## Task to complete:
Repeat exactly, and only, the lines from the line containing "OCR this image." through the last line of the records below, including both.

>>>

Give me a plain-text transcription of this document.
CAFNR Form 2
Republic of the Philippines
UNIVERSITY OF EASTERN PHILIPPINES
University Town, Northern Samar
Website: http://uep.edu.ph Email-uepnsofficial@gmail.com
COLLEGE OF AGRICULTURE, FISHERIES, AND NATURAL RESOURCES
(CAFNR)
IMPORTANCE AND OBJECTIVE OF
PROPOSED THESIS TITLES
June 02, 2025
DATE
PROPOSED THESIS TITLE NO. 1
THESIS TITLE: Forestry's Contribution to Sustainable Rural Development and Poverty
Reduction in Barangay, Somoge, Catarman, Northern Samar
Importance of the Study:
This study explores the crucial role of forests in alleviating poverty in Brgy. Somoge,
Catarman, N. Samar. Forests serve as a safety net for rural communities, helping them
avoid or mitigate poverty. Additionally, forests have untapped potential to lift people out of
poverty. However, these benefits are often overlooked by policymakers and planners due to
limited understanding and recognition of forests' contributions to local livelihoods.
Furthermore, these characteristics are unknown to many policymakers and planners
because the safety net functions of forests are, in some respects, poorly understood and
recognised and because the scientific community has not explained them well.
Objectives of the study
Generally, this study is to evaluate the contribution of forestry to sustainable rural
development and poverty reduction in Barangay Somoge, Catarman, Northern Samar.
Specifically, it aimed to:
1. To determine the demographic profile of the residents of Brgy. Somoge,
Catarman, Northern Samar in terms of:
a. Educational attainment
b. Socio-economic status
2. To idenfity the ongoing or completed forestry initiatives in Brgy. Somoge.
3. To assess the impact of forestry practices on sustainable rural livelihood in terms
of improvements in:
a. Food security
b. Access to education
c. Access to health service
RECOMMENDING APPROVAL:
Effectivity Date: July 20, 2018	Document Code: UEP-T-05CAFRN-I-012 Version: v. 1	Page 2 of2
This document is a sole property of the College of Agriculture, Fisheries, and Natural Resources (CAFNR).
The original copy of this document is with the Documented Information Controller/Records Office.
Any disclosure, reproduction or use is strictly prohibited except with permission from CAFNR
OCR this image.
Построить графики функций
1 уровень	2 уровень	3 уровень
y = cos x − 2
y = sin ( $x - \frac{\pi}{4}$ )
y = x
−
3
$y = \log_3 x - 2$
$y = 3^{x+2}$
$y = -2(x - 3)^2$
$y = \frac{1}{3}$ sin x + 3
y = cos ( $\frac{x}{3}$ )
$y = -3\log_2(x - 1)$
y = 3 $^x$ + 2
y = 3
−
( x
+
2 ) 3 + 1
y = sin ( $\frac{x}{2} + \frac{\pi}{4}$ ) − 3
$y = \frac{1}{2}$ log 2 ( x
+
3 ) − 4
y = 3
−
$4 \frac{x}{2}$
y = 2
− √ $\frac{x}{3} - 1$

<<<

## The output:
OCR this image.
Построить графики функций
1 уровень	2 уровень	3 уровень
y = cos x − 2
y = sin ( $x - \frac{\pi}{4}$ )
y = x
−
3
$y = \log_3 x - 2$
$y = 3^{x+2}$
$y = -2(x - 3)^2$
$y = \frac{1}{3}$ sin x + 3
y = cos ( $\frac{x}{3}$ )
$y = -3\log_2(x - 1)$
y = 3 $^x$ + 2
y = 3
−
( x
+
2 ) 3 + 1
y = sin ( $\frac{x}{2} + \frac{\pi}{4}$ ) − 3
$y = \frac{1}{2}$ log 2 ( x
+
3 ) − 4
y = 3
−
$4 \frac{x}{2}$
y = 2
− √ $\frac{x}{3} - 1$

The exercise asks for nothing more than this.